> **Direction**: Every line of the material below must be repeated exactly.

> **Stored rows**:

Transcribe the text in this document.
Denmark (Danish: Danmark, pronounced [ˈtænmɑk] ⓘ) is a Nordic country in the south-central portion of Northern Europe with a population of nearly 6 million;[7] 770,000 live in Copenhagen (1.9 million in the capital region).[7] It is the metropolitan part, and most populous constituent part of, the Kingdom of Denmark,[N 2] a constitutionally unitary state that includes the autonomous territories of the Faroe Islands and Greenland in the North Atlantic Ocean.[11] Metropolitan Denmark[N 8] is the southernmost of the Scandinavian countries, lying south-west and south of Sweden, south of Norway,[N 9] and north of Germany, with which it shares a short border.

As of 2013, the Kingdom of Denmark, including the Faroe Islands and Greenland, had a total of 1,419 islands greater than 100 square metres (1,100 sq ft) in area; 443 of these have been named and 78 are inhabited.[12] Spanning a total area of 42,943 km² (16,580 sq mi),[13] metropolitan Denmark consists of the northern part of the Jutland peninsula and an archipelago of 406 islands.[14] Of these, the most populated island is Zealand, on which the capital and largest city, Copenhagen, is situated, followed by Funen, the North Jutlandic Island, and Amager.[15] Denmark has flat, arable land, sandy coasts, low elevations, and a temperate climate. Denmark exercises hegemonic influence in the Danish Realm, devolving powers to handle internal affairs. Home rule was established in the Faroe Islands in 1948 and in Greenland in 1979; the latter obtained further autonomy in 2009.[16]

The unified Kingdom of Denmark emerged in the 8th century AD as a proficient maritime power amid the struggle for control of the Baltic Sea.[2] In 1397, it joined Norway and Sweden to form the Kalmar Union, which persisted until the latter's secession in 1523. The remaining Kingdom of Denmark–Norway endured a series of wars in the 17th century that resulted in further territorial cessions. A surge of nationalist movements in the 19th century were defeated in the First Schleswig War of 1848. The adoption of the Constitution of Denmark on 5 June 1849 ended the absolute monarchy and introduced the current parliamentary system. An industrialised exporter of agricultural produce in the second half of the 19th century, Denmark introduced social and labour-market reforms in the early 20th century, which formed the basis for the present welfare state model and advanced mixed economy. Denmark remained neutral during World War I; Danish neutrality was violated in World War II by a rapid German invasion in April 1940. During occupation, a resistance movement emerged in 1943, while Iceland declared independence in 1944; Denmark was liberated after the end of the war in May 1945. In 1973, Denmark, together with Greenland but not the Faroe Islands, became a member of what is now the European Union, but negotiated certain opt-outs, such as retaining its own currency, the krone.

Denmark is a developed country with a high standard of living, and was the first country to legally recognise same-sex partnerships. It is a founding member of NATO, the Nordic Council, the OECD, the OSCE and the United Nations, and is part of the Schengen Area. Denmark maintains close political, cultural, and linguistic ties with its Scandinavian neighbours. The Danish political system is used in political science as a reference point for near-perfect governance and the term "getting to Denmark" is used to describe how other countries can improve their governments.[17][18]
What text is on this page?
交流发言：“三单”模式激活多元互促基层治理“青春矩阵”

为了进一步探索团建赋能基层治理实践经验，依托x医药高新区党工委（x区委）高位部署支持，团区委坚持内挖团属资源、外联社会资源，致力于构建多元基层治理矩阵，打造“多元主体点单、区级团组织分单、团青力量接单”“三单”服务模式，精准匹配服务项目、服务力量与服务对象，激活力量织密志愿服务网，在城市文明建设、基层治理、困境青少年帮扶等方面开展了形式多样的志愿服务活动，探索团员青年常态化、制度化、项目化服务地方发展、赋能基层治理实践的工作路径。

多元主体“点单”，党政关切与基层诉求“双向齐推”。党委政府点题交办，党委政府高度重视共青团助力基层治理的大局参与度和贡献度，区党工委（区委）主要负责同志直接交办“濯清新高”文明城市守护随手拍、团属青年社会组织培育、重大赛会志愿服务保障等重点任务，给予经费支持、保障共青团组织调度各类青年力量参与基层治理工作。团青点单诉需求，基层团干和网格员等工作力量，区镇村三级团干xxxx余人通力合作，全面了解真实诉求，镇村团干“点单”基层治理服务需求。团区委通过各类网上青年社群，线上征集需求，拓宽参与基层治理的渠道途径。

> **Solution below**:
Transcribe the text in this document.
Denmark (Danish: Danmark, pronounced [ˈtænmɑk] ⓘ) is a Nordic country in the south-central portion of Northern Europe with a population of nearly 6 million;[7] 770,000 live in Copenhagen (1.9 million in the capital region).[7] It is the metropolitan part, and most populous constituent part of, the Kingdom of Denmark,[N 2] a constitutionally unitary state that includes the autonomous territories of the Faroe Islands and Greenland in the North Atlantic Ocean.[11] Metropolitan Denmark[N 8] is the southernmost of the Scandinavian countries, lying south-west and south of Sweden, south of Norway,[N 9] and north of Germany, with which it shares a short border.

As of 2013, the Kingdom of Denmark, including the Faroe Islands and Greenland, had a total of 1,419 islands greater than 100 square metres (1,100 sq ft) in area; 443 of these have been named and 78 are inhabited.[12] Spanning a total area of 42,943 km² (16,580 sq mi),[13] metropolitan Denmark consists of the northern part of the Jutland peninsula and an archipelago of 406 islands.[14] Of these, the most populated island is Zealand, on which the capital and largest city, Copenhagen, is situated, followed by Funen, the North Jutlandic Island, and Amager.[15] Denmark has flat, arable land, sandy coasts, low elevations, and a temperate climate. Denmark exercises hegemonic influence in the Danish Realm, devolving powers to handle internal affairs. Home rule was established in the Faroe Islands in 1948 and in Greenland in 1979; the latter obtained further autonomy in 2009.[16]

The unified Kingdom of Denmark emerged in the 8th century AD as a proficient maritime power amid the struggle for control of the Baltic Sea.[2] In 1397, it joined Norway and Sweden to form the Kalmar Union, which persisted until the latter's secession in 1523. The remaining Kingdom of Denmark–Norway endured a series of wars in the 17th century that resulted in further territorial cessions. A surge of nationalist movements in the 19th century were defeated in the First Schleswig War of 1848. The adoption of the Constitution of Denmark on 5 June 1849 ended the absolute monarchy and introduced the current parliamentary system. An industrialised exporter of agricultural produce in the second half of the 19th century, Denmark introduced social and labour-market reforms in the early 20th century, which formed the basis for the present welfare state model and advanced mixed economy. Denmark remained neutral during World War I; Danish neutrality was violated in World War II by a rapid German invasion in April 1940. During occupation, a resistance movement emerged in 1943, while Iceland declared independence in 1944; Denmark was liberated after the end of the war in May 1945. In 1973, Denmark, together with Greenland but not the Faroe Islands, became a member of what is now the European Union, but negotiated certain opt-outs, such as retaining its own currency, the krone.

Denmark is a developed country with a high standard of living, and was the first country to legally recognise same-sex partnerships. It is a founding member of NATO, the Nordic Council, the OECD, the OSCE and the United Nations, and is part of the Schengen Area. Denmark maintains close political, cultural, and linguistic ties with its Scandinavian neighbours. The Danish political system is used in political science as a reference point for near-perfect governance and the term "getting to Denmark" is used to describe how other countries can improve their governments.[17][18]
What text is on this page?
交流发言：“三单”模式激活多元互促基层治理“青春矩阵”

为了进一步探索团建赋能基层治理实践经验，依托x医药高新区党工委（x区委）高位部署支持，团区委坚持内挖团属资源、外联社会资源，致力于构建多元基层治理矩阵，打造“多元主体点单、区级团组织分单、团青力量接单”“三单”服务模式，精准匹配服务项目、服务力量与服务对象，激活力量织密志愿服务网，在城市文明建设、基层治理、困境青少年帮扶等方面开展了形式多样的志愿服务活动，探索团员青年常态化、制度化、项目化服务地方发展、赋能基层治理实践的工作路径。

多元主体“点单”，党政关切与基层诉求“双向齐推”。党委政府点题交办，党委政府高度重视共青团助力基层治理的大局参与度和贡献度，区党工委（区委）主要负责同志直接交办“濯清新高”文明城市守护随手拍、团属青年社会组织培育、重大赛会志愿服务保障等重点任务，给予经费支持、保障共青团组织调度各类青年力量参与基层治理工作。团青点单诉需求，基层团干和网格员等工作力量，区镇村三级团干xxxx余人通力合作，全面了解真实诉求，镇村团干“点单”基层治理服务需求。团区委通过各类网上青年社群，线上征集需求，拓宽参与基层治理的渠道途径。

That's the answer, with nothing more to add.